##### Provided entries

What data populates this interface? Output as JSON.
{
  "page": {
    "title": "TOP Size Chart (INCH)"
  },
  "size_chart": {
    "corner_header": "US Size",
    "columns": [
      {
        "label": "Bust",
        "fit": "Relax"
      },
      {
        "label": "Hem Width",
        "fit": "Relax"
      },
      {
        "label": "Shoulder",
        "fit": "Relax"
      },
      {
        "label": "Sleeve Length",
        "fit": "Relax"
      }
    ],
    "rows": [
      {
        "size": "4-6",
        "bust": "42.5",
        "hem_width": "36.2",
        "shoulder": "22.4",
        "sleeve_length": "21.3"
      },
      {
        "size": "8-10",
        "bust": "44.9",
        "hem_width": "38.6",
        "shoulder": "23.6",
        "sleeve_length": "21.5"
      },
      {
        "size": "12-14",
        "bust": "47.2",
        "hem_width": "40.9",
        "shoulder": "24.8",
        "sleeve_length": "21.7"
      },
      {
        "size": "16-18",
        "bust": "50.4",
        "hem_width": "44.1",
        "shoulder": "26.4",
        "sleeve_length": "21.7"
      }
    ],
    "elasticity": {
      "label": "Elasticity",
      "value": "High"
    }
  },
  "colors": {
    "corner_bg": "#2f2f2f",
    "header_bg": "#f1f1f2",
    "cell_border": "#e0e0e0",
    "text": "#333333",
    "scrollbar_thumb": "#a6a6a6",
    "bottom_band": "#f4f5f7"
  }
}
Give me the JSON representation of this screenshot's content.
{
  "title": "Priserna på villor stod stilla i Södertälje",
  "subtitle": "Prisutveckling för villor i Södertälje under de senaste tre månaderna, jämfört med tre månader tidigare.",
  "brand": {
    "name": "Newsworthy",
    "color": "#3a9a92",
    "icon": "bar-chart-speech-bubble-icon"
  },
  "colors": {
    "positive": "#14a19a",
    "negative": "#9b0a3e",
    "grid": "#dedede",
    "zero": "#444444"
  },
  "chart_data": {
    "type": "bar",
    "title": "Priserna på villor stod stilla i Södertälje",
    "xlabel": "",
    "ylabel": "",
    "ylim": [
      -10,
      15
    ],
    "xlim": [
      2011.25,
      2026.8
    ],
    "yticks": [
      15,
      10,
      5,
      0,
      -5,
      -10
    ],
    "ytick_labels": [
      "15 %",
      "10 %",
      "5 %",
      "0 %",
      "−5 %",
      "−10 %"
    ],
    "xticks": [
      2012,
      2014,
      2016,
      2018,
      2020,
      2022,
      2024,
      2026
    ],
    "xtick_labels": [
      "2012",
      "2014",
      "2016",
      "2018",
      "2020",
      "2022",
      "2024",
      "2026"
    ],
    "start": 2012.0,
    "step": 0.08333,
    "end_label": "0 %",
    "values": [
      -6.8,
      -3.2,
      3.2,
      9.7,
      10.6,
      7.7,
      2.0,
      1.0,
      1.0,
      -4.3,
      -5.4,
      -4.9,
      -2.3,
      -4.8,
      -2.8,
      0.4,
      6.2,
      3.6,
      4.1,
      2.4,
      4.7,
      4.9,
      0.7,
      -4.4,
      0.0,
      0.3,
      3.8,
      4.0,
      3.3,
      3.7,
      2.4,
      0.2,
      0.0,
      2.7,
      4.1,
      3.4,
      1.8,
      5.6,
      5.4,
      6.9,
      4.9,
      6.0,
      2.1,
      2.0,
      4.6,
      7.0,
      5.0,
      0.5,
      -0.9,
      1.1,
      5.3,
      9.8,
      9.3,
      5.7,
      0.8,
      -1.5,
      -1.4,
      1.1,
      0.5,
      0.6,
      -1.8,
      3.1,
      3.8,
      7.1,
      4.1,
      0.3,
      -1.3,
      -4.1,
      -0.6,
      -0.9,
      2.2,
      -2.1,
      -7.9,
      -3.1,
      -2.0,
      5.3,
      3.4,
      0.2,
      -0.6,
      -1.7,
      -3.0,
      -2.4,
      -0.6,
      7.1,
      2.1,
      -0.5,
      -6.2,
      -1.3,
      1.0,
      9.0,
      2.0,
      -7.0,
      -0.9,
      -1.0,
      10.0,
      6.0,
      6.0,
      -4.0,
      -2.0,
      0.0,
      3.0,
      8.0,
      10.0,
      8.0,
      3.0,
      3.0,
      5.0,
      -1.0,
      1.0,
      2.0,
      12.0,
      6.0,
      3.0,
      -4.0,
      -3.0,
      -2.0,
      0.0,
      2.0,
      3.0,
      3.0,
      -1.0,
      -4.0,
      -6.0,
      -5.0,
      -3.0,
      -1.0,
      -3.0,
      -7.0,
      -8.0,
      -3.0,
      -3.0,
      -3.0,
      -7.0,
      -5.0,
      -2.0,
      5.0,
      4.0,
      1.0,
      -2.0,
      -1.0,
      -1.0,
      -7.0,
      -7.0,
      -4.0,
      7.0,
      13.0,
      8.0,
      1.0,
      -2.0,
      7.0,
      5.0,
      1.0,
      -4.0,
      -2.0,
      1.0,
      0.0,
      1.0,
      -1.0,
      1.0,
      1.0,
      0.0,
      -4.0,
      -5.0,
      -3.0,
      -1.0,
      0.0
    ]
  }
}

##########

Given problem =>
Copy every record exactly, with nothing added or dropped.

Written response =>
What data populates this interface? Output as JSON.
{
  "page": {
    "title": "TOP Size Chart (INCH)"
  },
  "size_chart": {
    "corner_header": "US Size",
    "columns": [
      {
        "label": "Bust",
        "fit": "Relax"
      },
      {
        "label": "Hem Width",
        "fit": "Relax"
      },
      {
        "label": "Shoulder",
        "fit": "Relax"
      },
      {
        "label": "Sleeve Length",
        "fit": "Relax"
      }
    ],
    "rows": [
      {
        "size": "4-6",
        "bust": "42.5",
        "hem_width": "36.2",
        "shoulder": "22.4",
        "sleeve_length": "21.3"
      },
      {
        "size": "8-10",
        "bust": "44.9",
        "hem_width": "38.6",
        "shoulder": "23.6",
        "sleeve_length": "21.5"
      },
      {
        "size": "12-14",
        "bust": "47.2",
        "hem_width": "40.9",
        "shoulder": "24.8",
        "sleeve_length": "21.7"
      },
      {
        "size": "16-18",
        "bust": "50.4",
        "hem_width": "44.1",
        "shoulder": "26.4",
        "sleeve_length": "21.7"
      }
    ],
    "elasticity": {
      "label": "Elasticity",
      "value": "High"
    }
  },
  "colors": {
    "corner_bg": "#2f2f2f",
    "header_bg": "#f1f1f2",
    "cell_border": "#e0e0e0",
    "text": "#333333",
    "scrollbar_thumb": "#a6a6a6",
    "bottom_band": "#f4f5f7"
  }
}
Give me the JSON representation of this screenshot's content.
{
  "title": "Priserna på villor stod stilla i Södertälje",
  "subtitle": "Prisutveckling för villor i Södertälje under de senaste tre månaderna, jämfört med tre månader tidigare.",
  "brand": {
    "name": "Newsworthy",
    "color": "#3a9a92",
    "icon": "bar-chart-speech-bubble-icon"
  },
  "colors": {
    "positive": "#14a19a",
    "negative": "#9b0a3e",
    "grid": "#dedede",
    "zero": "#444444"
  },
  "chart_data": {
    "type": "bar",
    "title": "Priserna på villor stod stilla i Södertälje",
    "xlabel": "",
    "ylabel": "",
    "ylim": [
      -10,
      15
    ],
    "xlim": [
      2011.25,
      2026.8
    ],
    "yticks": [
      15,
      10,
      5,
      0,
      -5,
      -10
    ],
    "ytick_labels": [
      "15 %",
      "10 %",
      "5 %",
      "0 %",
      "−5 %",
      "−10 %"
    ],
    "xticks": [
      2012,
      2014,
      2016,
      2018,
      2020,
      2022,
      2024,
      2026
    ],
    "xtick_labels": [
      "2012",
      "2014",
      "2016",
      "2018",
      "2020",
      "2022",
      "2024",
      "2026"
    ],
    "start": 2012.0,
    "step": 0.08333,
    "end_label": "0 %",
    "values": [
      -6.8,
      -3.2,
      3.2,
      9.7,
      10.6,
      7.7,
      2.0,
      1.0,
      1.0,
      -4.3,
      -5.4,
      -4.9,
      -2.3,
      -4.8,
      -2.8,
      0.4,
      6.2,
      3.6,
      4.1,
      2.4,
      4.7,
      4.9,
      0.7,
      -4.4,
      0.0,
      0.3,
      3.8,
      4.0,
      3.3,
      3.7,
      2.4,
      0.2,
      0.0,
      2.7,
      4.1,
      3.4,
      1.8,
      5.6,
      5.4,
      6.9,
      4.9,
      6.0,
      2.1,
      2.0,
      4.6,
      7.0,
      5.0,
      0.5,
      -0.9,
      1.1,
      5.3,
      9.8,
      9.3,
      5.7,
      0.8,
      -1.5,
      -1.4,
      1.1,
      0.5,
      0.6,
      -1.8,
      3.1,
      3.8,
      7.1,
      4.1,
      0.3,
      -1.3,
      -4.1,
      -0.6,
      -0.9,
      2.2,
      -2.1,
      -7.9,
      -3.1,
      -2.0,
      5.3,
      3.4,
      0.2,
      -0.6,
      -1.7,
      -3.0,
      -2.4,
      -0.6,
      7.1,
      2.1,
      -0.5,
      -6.2,
      -1.3,
      1.0,
      9.0,
      2.0,
      -7.0,
      -0.9,
      -1.0,
      10.0,
      6.0,
      6.0,
      -4.0,
      -2.0,
      0.0,
      3.0,
      8.0,
      10.0,
      8.0,
      3.0,
      3.0,
      5.0,
      -1.0,
      1.0,
      2.0,
      12.0,
      6.0,
      3.0,
      -4.0,
      -3.0,
      -2.0,
      0.0,
      2.0,
      3.0,
      3.0,
      -1.0,
      -4.0,
      -6.0,
      -5.0,
      -3.0,
      -1.0,
      -3.0,
      -7.0,
      -8.0,
      -3.0,
      -3.0,
      -3.0,
      -7.0,
      -5.0,
      -2.0,
      5.0,
      4.0,
      1.0,
      -2.0,
      -1.0,
      -1.0,
      -7.0,
      -7.0,
      -4.0,
      7.0,
      13.0,
      8.0,
      1.0,
      -2.0,
      7.0,
      5.0,
      1.0,
      -4.0,
      -2.0,
      1.0,
      0.0,
      1.0,
      -1.0,
      1.0,
      1.0,
      0.0,
      -4.0,
      -5.0,
      -3.0,
      -1.0,
      0.0
    ]
  }
}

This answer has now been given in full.